### Given exercise
Pull out all lines from the listing below in which the word "JSON" appears.
[BEGIN Data rows]
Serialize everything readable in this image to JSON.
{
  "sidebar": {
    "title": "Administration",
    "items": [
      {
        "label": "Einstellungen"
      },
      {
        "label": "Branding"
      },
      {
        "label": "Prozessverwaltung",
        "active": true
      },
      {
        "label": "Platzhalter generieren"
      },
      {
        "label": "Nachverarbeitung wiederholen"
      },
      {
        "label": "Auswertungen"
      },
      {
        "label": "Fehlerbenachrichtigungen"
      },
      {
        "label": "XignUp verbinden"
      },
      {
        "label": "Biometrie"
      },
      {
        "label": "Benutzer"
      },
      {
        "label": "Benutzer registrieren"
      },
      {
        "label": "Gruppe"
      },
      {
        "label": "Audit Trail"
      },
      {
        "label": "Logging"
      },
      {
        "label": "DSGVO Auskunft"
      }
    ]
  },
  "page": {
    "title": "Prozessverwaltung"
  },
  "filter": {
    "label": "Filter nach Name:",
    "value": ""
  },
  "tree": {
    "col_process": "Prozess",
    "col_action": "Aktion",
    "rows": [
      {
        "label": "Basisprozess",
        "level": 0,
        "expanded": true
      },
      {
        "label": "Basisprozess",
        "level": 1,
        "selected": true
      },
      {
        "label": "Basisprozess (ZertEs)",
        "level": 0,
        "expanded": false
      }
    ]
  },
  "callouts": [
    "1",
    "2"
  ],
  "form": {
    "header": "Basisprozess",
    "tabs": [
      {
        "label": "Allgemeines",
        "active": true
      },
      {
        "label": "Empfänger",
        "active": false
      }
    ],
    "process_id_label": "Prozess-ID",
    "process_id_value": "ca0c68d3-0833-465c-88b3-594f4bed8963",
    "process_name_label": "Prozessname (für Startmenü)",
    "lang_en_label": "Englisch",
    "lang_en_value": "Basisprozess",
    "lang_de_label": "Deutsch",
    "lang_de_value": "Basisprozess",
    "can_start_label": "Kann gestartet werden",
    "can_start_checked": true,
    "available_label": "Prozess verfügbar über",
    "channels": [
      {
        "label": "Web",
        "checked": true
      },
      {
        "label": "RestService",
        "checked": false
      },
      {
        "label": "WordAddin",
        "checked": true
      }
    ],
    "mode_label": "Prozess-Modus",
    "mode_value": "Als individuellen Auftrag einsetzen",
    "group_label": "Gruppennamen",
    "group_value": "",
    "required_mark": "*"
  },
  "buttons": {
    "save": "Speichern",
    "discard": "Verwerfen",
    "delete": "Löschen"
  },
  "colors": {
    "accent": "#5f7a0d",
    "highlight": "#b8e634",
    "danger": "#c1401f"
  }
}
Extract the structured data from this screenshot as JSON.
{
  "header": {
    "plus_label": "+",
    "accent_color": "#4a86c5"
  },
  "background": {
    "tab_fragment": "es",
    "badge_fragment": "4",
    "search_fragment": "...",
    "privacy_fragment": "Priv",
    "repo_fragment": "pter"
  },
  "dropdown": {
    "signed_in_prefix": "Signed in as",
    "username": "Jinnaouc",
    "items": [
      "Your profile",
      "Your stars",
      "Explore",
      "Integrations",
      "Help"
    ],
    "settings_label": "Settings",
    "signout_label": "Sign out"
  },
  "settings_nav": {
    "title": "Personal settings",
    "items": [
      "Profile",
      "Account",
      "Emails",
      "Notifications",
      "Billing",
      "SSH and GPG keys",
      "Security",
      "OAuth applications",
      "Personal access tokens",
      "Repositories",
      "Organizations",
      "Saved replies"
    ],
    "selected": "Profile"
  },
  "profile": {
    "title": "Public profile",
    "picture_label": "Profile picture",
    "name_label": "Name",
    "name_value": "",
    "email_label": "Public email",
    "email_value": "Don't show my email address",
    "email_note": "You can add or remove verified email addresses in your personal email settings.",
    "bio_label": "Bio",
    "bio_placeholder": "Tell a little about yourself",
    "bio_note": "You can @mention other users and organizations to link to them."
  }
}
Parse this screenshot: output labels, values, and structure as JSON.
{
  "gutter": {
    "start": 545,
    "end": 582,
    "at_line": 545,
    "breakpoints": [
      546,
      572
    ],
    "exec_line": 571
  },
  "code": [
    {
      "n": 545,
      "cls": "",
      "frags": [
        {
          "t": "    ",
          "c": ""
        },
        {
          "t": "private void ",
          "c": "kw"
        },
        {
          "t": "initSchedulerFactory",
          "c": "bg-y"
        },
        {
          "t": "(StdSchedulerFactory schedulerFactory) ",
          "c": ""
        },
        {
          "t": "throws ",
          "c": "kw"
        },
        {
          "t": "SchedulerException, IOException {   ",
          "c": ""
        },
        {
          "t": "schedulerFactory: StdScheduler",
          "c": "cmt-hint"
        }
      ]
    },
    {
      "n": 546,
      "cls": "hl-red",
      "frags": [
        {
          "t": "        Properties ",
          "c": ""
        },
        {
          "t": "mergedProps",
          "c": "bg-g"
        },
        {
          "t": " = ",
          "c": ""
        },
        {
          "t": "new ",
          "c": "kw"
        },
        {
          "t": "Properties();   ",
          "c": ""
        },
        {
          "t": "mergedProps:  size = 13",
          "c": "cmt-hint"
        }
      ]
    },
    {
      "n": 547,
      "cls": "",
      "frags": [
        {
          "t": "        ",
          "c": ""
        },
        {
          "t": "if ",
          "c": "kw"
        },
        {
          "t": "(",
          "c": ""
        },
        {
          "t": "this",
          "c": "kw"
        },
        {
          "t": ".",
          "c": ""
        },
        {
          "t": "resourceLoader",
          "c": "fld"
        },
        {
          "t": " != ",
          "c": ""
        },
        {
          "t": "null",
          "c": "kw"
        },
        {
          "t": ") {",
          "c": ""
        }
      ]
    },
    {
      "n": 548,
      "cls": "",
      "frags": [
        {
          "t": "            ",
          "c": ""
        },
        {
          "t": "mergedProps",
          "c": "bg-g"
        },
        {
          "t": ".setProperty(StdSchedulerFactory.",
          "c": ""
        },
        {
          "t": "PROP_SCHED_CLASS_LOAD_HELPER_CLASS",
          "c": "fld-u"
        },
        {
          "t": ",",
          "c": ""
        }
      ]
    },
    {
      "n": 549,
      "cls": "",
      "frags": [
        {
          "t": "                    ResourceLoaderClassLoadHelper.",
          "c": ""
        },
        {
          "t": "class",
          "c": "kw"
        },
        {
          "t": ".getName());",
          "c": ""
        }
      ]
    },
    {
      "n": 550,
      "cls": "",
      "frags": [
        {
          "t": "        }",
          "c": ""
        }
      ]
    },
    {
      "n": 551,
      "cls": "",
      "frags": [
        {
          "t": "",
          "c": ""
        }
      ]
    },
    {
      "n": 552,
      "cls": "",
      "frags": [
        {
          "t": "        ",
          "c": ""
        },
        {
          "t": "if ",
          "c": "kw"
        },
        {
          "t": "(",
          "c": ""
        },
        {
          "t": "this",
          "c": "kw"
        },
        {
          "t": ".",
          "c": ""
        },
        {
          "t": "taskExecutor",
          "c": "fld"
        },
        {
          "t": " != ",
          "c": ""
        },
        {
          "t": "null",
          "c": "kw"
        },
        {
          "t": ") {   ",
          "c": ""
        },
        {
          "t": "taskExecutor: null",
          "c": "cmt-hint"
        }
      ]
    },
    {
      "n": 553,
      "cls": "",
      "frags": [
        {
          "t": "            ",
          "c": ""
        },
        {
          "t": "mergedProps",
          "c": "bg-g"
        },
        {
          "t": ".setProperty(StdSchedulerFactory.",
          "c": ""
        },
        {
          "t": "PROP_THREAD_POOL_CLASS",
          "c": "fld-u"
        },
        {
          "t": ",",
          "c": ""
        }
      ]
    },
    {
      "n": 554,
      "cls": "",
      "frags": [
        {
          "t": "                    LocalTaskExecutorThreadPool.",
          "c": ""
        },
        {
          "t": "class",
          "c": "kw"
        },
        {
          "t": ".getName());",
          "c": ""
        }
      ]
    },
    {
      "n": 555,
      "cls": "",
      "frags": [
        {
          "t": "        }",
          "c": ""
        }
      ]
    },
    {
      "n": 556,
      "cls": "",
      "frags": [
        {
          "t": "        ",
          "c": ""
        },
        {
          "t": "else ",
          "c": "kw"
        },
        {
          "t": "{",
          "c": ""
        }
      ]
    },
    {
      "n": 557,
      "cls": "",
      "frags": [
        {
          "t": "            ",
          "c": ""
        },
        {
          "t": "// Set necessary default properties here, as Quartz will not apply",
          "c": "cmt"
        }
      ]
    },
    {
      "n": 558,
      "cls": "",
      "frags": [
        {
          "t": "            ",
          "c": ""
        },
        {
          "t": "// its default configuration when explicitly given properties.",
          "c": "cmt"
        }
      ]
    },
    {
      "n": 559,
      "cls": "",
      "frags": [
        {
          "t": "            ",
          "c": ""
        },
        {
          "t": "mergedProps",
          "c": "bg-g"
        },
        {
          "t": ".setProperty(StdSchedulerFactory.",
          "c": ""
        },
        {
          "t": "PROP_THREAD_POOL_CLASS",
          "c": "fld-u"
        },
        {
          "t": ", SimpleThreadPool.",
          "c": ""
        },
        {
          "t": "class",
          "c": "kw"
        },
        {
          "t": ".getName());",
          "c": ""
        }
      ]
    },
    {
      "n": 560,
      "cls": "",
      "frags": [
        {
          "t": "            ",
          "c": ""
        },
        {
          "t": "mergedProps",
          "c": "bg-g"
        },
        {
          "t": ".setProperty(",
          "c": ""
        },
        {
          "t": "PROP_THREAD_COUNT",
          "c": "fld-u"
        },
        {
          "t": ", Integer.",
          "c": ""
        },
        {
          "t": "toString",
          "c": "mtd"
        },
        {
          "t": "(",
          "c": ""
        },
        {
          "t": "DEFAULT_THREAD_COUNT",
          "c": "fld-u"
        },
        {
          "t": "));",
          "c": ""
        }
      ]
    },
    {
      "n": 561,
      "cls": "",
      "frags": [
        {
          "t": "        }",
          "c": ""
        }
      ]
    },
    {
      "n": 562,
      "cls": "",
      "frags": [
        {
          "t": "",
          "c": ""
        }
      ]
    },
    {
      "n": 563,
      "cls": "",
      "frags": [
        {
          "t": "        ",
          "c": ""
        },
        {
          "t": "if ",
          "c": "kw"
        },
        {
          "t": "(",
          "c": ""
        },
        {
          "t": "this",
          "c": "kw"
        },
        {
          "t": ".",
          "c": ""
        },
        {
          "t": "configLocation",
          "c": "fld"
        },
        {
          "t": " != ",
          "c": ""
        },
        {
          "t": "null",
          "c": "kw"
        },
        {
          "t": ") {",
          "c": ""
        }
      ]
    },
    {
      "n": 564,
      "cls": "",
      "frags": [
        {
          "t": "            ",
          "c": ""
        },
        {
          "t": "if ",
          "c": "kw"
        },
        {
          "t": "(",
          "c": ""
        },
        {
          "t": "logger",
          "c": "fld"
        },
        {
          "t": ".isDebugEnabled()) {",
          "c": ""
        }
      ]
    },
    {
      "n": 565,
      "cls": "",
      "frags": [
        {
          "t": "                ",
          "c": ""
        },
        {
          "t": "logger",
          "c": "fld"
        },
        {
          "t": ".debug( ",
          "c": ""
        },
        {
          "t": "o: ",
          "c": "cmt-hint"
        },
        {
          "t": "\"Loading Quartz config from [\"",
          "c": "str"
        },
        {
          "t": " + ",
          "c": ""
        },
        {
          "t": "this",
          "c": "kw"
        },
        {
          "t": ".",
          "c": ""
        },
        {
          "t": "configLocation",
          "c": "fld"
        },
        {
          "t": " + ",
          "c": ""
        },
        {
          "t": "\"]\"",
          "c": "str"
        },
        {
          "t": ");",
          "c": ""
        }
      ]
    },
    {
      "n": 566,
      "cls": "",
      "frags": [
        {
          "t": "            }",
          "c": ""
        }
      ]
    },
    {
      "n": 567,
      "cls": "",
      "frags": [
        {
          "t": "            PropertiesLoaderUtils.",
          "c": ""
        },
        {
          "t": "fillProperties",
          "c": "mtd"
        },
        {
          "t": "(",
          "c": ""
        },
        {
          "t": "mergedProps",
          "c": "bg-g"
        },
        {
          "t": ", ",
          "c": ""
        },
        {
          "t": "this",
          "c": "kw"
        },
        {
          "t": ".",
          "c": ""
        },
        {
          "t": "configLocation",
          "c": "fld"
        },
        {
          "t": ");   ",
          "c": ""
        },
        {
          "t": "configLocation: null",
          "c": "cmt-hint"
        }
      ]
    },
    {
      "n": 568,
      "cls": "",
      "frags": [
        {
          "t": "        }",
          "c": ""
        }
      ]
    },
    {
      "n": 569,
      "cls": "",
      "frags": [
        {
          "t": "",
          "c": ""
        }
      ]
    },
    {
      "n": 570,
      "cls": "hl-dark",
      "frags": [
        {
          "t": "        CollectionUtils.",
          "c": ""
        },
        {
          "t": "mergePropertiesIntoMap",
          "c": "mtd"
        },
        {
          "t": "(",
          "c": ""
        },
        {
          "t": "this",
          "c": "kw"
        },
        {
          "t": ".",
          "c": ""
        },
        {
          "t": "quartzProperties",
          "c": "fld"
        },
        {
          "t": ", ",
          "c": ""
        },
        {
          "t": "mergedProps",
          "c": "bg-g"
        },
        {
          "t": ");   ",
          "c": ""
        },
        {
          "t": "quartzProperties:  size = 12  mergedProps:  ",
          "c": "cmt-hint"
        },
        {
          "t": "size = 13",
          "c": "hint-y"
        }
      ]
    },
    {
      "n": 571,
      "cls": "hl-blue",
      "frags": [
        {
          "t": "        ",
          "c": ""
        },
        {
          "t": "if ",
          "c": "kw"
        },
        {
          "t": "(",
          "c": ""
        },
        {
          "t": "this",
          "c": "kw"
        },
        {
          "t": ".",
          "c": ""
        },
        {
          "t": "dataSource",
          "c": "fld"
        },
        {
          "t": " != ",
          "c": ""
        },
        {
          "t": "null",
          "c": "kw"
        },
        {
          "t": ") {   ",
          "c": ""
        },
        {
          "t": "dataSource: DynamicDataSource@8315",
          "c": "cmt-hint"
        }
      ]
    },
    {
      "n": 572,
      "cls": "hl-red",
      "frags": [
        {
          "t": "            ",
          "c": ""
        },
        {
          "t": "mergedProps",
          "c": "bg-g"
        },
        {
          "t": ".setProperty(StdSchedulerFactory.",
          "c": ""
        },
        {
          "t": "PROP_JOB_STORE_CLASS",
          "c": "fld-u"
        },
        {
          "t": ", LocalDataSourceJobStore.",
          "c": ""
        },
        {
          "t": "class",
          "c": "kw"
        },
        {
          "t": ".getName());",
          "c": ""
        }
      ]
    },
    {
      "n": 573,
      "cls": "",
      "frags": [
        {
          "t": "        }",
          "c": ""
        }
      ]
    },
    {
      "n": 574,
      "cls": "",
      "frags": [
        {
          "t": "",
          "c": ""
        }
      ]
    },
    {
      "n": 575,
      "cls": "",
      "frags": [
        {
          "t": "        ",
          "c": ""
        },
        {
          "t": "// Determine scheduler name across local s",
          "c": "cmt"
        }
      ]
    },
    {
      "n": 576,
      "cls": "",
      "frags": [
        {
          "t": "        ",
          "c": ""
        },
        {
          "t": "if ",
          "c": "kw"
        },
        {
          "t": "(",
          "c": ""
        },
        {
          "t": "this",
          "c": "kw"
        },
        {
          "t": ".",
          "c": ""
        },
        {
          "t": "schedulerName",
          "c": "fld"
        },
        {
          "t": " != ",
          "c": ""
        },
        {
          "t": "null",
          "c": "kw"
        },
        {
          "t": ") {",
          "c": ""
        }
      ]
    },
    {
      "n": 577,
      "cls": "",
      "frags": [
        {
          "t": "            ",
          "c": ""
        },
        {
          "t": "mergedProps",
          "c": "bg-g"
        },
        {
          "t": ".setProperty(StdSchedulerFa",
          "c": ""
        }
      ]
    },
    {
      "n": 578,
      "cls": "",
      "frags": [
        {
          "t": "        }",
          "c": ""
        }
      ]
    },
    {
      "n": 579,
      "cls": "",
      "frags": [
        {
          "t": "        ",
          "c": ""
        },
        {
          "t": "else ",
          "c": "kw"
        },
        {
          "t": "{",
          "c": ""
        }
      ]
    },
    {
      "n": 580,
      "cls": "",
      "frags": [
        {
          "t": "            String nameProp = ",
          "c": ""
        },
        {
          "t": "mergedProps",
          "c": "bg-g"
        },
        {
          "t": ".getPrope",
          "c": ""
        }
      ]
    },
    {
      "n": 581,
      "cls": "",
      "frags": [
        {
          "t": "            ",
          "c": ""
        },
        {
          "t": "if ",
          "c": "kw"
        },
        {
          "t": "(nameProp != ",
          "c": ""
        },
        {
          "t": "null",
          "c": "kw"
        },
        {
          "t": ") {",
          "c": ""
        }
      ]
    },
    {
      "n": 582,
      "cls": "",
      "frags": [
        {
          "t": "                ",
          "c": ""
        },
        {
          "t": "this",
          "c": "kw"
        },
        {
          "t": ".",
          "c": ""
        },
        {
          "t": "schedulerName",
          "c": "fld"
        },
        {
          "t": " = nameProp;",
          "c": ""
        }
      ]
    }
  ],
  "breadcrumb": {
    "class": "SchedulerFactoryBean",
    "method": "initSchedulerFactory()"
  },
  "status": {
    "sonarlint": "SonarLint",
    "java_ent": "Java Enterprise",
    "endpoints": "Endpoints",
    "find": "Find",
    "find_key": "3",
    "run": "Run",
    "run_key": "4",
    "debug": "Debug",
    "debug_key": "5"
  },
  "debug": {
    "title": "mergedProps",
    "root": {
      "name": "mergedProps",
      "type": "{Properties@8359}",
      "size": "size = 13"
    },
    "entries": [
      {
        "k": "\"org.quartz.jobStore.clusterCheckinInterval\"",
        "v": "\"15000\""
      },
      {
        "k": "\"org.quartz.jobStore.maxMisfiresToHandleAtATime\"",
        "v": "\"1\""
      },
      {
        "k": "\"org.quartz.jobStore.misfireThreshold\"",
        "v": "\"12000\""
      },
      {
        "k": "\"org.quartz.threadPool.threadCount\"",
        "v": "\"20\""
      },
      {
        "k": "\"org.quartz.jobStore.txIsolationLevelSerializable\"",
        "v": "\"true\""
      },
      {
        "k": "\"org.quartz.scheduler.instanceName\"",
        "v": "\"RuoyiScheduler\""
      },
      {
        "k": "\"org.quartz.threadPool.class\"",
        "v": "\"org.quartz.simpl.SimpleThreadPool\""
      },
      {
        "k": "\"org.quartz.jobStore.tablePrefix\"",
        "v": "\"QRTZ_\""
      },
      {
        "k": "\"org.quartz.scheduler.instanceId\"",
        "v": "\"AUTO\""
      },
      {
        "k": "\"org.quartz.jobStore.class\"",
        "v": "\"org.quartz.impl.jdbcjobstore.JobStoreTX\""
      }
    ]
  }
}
[END Data rows]
### Finished answer
Serialize everything readable in this image to JSON.
Extract the structured data from this screenshot as JSON.
Parse this screenshot: output labels, values, and structure as JSON.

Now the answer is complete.